Problem requirements: Retype the lines of the records from the line containing "phase-marker: E bbox=[394, 333, 400, 344]" up to and including the line containing "phase-marker: E bbox=[394, 13, 400, 24]", without any change.

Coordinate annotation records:
────────────────────
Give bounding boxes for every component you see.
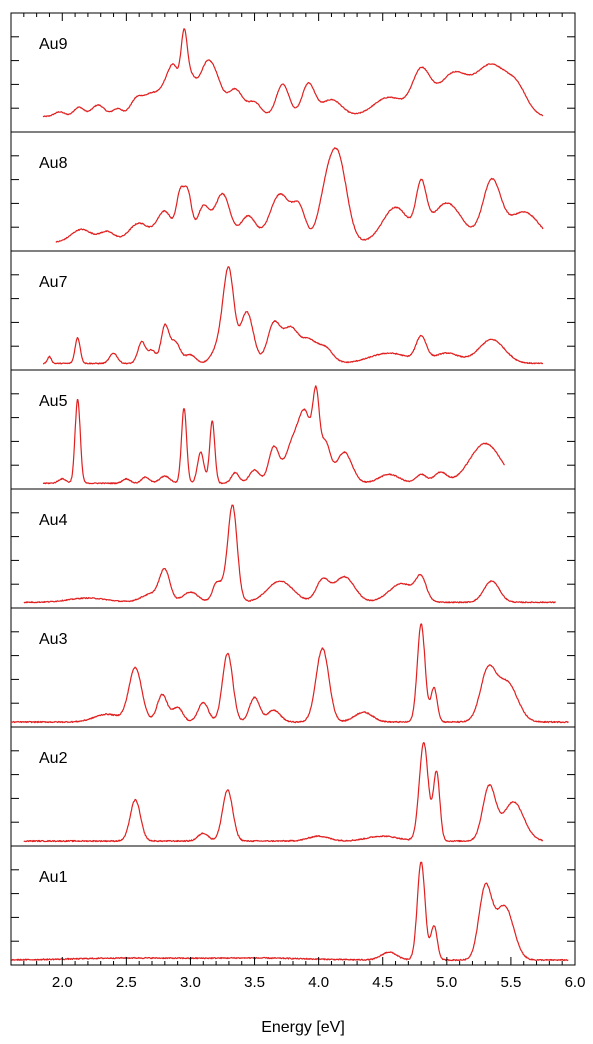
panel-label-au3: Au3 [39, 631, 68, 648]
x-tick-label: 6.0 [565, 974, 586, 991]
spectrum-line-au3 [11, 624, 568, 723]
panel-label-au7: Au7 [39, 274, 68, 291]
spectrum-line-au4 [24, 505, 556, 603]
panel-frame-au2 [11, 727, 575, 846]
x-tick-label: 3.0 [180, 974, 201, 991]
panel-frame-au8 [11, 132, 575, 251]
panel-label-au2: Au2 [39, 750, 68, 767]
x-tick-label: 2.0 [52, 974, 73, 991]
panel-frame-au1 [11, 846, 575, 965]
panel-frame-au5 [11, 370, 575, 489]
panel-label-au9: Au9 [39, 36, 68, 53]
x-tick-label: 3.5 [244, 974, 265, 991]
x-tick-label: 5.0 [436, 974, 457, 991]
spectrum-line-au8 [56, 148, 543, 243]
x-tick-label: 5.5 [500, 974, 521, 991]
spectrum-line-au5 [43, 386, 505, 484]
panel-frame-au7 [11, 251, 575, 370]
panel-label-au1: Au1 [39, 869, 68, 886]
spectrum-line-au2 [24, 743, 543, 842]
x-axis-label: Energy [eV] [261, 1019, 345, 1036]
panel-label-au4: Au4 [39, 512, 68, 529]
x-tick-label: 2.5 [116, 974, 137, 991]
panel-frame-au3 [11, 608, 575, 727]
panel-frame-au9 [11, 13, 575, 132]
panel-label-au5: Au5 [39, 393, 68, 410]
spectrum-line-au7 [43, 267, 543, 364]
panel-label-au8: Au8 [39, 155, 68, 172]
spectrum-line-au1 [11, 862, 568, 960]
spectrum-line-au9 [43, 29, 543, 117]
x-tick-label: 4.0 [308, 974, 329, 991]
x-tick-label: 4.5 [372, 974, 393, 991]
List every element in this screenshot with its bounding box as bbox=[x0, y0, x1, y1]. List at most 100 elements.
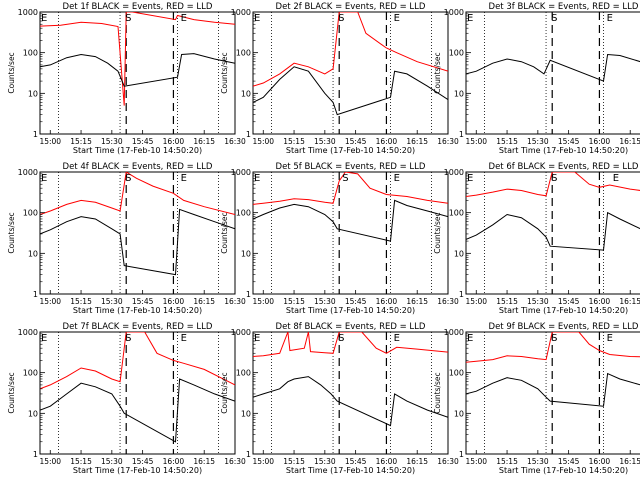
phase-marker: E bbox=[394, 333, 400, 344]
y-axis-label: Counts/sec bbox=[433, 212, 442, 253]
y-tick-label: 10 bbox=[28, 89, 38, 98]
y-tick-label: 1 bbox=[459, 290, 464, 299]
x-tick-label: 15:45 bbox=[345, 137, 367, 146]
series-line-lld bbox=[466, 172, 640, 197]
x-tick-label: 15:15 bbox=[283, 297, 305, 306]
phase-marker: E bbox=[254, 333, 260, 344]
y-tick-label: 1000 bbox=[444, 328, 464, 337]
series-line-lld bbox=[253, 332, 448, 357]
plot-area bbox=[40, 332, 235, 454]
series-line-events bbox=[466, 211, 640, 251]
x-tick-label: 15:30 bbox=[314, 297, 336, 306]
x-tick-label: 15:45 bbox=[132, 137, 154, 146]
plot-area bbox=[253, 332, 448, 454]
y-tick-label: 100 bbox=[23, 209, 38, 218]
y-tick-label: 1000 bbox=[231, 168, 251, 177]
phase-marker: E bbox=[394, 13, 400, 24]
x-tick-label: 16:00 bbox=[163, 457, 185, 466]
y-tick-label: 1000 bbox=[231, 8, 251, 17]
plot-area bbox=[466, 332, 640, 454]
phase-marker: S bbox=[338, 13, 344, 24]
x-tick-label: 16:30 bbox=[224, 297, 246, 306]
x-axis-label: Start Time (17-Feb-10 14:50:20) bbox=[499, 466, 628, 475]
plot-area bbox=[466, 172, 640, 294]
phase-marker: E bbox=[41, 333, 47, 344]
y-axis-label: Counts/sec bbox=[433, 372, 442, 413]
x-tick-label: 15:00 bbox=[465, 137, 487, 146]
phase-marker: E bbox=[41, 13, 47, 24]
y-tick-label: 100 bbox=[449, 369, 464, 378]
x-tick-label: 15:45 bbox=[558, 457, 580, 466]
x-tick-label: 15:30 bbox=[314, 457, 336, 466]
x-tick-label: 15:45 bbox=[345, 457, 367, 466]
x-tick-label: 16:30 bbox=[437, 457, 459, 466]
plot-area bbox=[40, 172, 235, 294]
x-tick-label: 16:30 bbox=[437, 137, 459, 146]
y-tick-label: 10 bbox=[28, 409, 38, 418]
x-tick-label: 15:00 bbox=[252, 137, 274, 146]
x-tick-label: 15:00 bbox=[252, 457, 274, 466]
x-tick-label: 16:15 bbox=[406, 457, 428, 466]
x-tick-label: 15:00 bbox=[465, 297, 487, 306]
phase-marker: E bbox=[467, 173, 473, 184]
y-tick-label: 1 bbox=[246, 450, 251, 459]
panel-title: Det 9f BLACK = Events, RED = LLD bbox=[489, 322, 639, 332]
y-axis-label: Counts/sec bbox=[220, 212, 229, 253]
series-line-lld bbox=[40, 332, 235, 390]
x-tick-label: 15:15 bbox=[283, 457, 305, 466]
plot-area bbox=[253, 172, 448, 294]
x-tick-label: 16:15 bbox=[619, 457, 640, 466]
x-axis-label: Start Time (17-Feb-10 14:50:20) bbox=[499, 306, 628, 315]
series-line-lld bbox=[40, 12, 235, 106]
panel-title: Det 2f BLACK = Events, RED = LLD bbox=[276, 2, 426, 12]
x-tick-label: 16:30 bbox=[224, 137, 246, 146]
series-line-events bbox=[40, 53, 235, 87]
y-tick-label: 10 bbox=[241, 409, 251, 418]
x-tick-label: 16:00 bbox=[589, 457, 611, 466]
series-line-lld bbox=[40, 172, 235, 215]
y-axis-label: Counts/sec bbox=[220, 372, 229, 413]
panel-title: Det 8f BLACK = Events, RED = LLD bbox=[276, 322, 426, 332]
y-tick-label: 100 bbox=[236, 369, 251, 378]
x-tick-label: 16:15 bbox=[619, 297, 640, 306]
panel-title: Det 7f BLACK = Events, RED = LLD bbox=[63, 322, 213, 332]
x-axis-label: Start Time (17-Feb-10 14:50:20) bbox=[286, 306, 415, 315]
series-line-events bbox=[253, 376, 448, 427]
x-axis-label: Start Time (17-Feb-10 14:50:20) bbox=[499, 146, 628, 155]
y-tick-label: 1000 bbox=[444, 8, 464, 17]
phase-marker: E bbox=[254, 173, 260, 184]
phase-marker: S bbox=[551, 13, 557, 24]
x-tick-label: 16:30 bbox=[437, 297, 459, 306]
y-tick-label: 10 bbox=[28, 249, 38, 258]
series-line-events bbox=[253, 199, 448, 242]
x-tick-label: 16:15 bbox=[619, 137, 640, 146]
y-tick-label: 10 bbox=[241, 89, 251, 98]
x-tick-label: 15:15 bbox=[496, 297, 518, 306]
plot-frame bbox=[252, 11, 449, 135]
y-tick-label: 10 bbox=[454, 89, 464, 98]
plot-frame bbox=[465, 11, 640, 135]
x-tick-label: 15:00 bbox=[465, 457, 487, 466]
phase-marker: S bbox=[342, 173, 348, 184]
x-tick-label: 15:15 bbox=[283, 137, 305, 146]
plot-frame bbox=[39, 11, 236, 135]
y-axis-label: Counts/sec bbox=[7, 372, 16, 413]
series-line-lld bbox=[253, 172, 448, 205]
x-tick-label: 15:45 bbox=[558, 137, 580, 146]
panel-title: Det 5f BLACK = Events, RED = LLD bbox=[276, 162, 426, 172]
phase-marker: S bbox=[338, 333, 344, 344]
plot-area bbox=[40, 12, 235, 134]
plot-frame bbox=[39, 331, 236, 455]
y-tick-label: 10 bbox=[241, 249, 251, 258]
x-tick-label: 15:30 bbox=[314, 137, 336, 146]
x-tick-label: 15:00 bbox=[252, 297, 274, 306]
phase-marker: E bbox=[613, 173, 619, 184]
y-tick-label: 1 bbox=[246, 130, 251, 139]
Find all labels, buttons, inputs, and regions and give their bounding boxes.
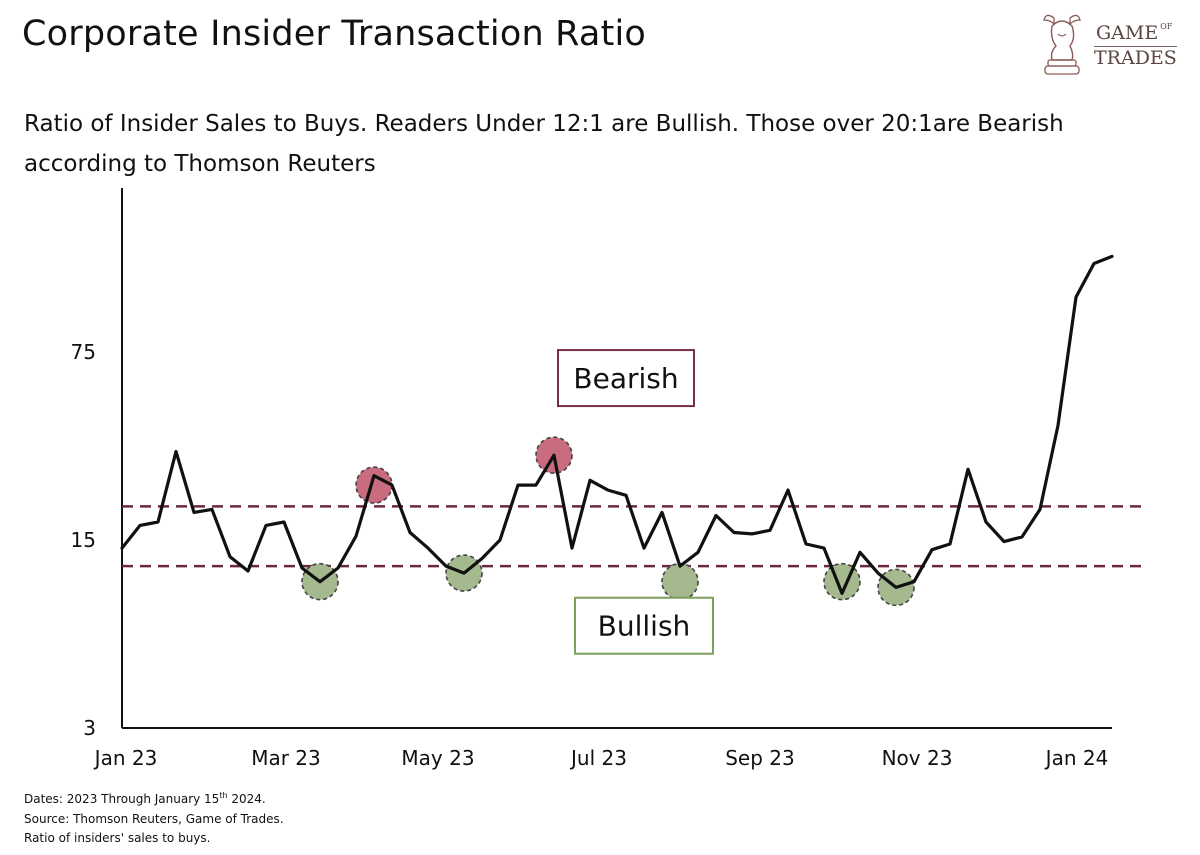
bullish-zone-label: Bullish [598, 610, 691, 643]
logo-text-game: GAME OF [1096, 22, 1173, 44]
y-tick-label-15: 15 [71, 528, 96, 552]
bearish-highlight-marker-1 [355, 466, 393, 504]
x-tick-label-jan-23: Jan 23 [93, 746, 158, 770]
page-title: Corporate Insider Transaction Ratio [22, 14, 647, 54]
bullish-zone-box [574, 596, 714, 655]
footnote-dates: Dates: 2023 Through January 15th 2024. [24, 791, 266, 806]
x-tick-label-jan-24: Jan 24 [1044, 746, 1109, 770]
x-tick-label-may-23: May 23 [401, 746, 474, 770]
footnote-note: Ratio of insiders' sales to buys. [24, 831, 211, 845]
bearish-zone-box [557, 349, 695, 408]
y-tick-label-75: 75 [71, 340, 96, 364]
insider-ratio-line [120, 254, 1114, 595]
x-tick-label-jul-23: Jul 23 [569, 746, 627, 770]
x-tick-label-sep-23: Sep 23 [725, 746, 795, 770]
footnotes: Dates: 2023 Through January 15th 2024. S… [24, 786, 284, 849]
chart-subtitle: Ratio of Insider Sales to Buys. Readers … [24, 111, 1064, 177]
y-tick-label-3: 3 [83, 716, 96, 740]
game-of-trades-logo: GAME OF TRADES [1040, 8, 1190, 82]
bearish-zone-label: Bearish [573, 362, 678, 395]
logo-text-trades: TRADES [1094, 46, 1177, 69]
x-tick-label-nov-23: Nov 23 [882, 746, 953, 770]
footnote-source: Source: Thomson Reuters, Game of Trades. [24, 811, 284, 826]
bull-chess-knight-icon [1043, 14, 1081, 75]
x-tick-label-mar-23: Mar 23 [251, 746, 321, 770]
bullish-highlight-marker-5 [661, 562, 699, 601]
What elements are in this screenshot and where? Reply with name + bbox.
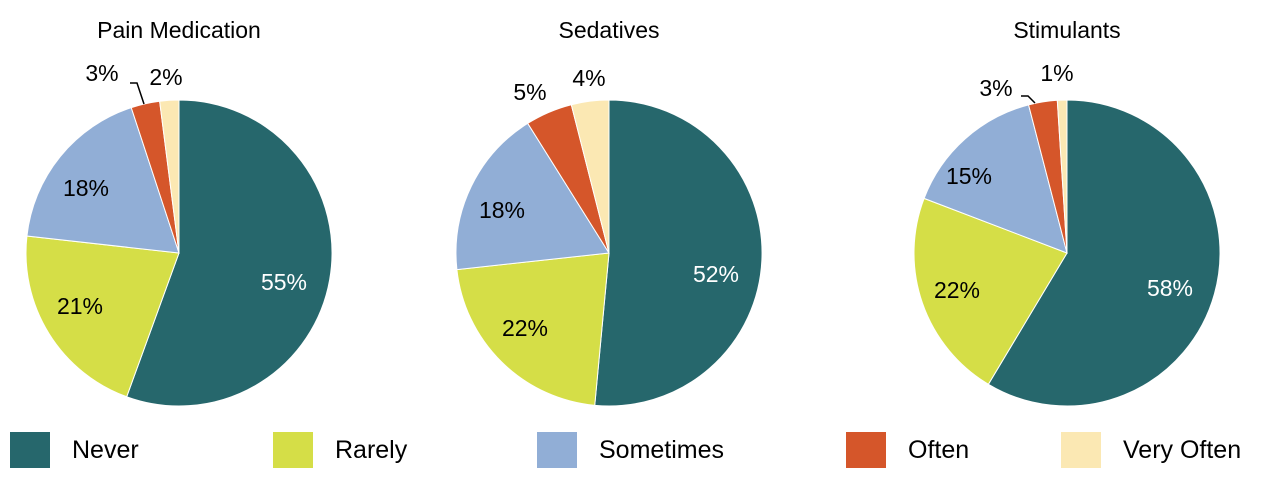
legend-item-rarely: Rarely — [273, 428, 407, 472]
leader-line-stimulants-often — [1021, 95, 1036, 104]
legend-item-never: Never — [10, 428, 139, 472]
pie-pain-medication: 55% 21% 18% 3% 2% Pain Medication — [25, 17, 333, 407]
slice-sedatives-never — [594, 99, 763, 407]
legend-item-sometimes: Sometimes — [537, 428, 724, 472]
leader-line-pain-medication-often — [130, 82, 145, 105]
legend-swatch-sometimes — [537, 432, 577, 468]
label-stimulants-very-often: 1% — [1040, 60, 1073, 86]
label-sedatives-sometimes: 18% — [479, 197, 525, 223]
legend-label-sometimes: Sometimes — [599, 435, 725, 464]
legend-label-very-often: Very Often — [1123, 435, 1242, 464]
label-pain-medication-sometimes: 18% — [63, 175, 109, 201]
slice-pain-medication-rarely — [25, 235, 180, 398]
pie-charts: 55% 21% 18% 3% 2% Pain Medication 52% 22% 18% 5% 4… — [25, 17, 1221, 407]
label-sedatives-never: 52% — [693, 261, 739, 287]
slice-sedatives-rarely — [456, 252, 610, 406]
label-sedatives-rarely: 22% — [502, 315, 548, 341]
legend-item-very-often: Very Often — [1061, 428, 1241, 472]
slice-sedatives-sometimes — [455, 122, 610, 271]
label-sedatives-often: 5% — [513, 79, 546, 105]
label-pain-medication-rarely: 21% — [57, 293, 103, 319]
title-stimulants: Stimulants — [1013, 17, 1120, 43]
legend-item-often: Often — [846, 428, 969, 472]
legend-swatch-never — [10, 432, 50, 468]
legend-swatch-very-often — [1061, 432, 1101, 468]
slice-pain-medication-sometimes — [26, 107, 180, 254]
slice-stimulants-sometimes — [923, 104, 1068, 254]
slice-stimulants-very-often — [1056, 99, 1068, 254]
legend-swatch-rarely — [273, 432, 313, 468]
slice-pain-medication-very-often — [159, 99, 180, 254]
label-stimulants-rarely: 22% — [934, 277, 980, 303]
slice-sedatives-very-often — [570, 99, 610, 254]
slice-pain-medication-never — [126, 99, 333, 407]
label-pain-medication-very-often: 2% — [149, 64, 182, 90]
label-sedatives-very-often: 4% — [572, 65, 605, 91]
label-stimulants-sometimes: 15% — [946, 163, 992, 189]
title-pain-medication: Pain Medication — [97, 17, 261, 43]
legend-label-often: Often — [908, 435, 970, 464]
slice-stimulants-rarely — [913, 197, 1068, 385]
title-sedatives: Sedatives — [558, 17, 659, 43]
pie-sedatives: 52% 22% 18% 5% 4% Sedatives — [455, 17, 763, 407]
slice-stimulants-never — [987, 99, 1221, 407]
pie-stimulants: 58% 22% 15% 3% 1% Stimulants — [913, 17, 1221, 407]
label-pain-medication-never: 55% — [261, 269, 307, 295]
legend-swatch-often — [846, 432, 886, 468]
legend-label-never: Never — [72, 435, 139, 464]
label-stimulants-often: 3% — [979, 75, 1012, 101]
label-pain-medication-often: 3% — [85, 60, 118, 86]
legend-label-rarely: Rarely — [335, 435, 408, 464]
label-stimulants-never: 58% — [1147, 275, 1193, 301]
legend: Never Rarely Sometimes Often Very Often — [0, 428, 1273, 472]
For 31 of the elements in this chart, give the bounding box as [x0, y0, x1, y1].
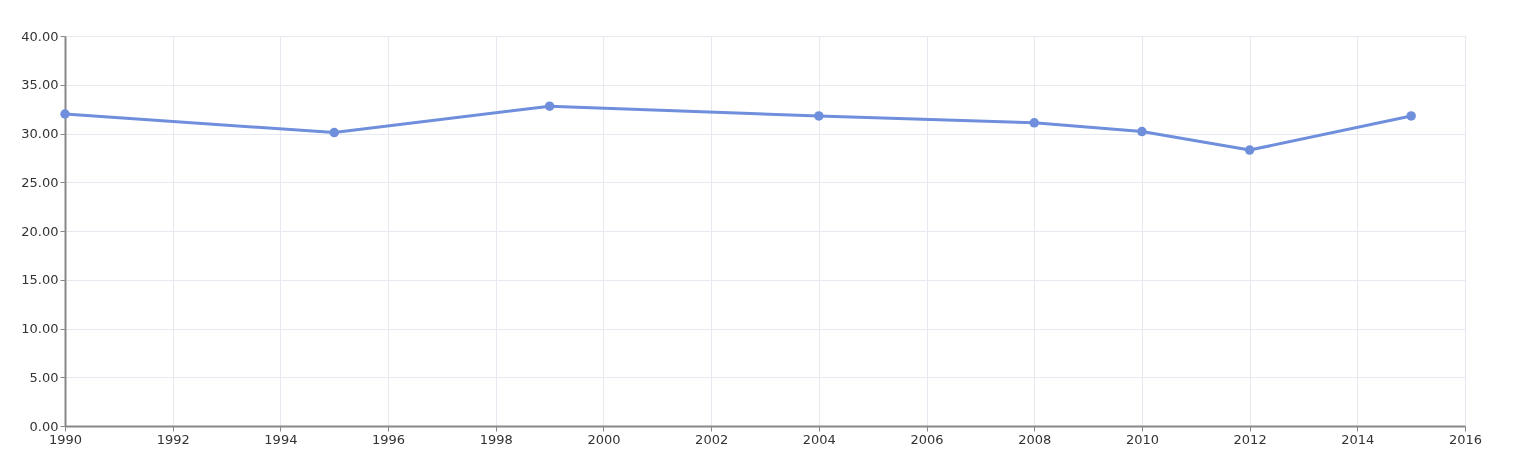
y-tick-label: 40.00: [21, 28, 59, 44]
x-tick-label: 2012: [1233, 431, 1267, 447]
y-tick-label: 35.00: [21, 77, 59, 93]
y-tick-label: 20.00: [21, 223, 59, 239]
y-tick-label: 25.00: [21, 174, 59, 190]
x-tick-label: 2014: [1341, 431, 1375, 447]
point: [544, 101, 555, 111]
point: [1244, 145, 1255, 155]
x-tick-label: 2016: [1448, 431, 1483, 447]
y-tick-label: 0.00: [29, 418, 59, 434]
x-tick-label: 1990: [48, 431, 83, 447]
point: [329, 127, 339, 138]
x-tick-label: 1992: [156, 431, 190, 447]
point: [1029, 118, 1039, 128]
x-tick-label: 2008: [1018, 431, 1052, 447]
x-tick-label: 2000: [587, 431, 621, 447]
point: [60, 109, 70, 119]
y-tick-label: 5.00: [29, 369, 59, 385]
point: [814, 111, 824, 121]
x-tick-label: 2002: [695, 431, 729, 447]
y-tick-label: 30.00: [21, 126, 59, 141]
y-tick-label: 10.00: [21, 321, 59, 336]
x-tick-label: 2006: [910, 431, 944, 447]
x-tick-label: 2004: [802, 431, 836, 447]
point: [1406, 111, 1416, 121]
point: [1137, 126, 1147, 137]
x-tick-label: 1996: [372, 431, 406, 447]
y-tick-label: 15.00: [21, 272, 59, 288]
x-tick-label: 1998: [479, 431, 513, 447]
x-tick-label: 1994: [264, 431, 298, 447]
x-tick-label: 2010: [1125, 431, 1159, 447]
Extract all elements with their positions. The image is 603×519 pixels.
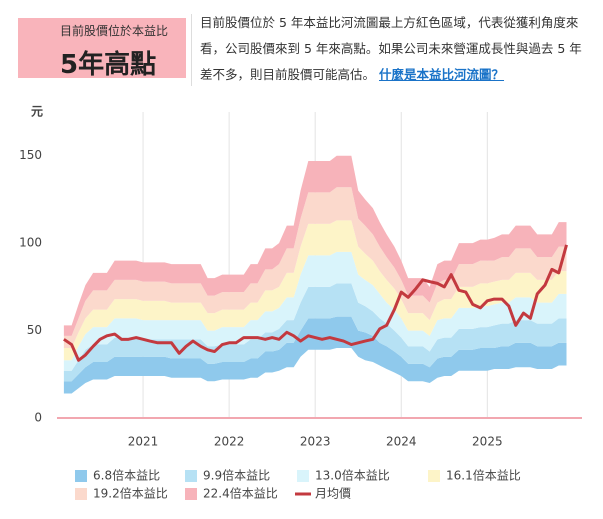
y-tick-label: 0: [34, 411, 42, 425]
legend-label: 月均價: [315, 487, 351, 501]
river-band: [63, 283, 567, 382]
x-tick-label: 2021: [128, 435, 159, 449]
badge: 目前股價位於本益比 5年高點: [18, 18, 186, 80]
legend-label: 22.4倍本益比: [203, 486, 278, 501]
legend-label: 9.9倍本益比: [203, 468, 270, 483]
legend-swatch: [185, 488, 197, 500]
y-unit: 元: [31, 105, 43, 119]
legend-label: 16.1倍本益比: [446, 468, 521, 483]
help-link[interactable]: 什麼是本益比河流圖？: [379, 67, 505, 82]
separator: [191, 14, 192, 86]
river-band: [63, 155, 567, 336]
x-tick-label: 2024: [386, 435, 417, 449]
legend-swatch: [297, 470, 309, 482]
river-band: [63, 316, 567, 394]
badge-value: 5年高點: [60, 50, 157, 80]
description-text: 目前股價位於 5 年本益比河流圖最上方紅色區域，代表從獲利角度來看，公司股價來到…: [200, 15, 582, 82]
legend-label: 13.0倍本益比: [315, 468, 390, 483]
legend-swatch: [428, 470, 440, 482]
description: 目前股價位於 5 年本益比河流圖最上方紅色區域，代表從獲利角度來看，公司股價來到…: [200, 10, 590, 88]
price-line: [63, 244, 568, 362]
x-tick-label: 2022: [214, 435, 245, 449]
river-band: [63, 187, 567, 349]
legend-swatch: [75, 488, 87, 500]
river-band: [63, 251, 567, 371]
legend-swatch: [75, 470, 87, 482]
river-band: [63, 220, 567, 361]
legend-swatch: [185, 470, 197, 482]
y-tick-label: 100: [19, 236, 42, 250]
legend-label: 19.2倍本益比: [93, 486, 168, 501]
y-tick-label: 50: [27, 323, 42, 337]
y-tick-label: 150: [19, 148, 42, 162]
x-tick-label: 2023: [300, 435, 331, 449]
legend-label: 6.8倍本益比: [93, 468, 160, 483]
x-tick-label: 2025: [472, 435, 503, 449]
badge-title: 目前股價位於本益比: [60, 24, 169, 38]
────────────────────
Problem solution:
phase-marker: E bbox=[394, 333, 400, 344]
y-axis-label: Counts/sec bbox=[433, 212, 442, 253]
y-tick-label: 10 bbox=[28, 89, 38, 98]
y-tick-label: 1 bbox=[459, 290, 464, 299]
x-tick-label: 15:45 bbox=[345, 137, 367, 146]
series-line-lld bbox=[466, 172, 640, 197]
x-tick-label: 15:15 bbox=[283, 297, 305, 306]
phase-marker: E bbox=[254, 333, 260, 344]
y-tick-label: 1000 bbox=[444, 328, 464, 337]
series-line-lld bbox=[253, 332, 448, 357]
plot-area bbox=[40, 332, 235, 454]
series-line-events bbox=[466, 211, 640, 251]
x-tick-label: 15:30 bbox=[314, 297, 336, 306]
x-tick-label: 15:45 bbox=[132, 137, 154, 146]
plot-area bbox=[253, 332, 448, 454]
y-tick-label: 100 bbox=[23, 209, 38, 218]
y-tick-label: 1000 bbox=[231, 168, 251, 177]
phase-marker: E bbox=[394, 13, 400, 24]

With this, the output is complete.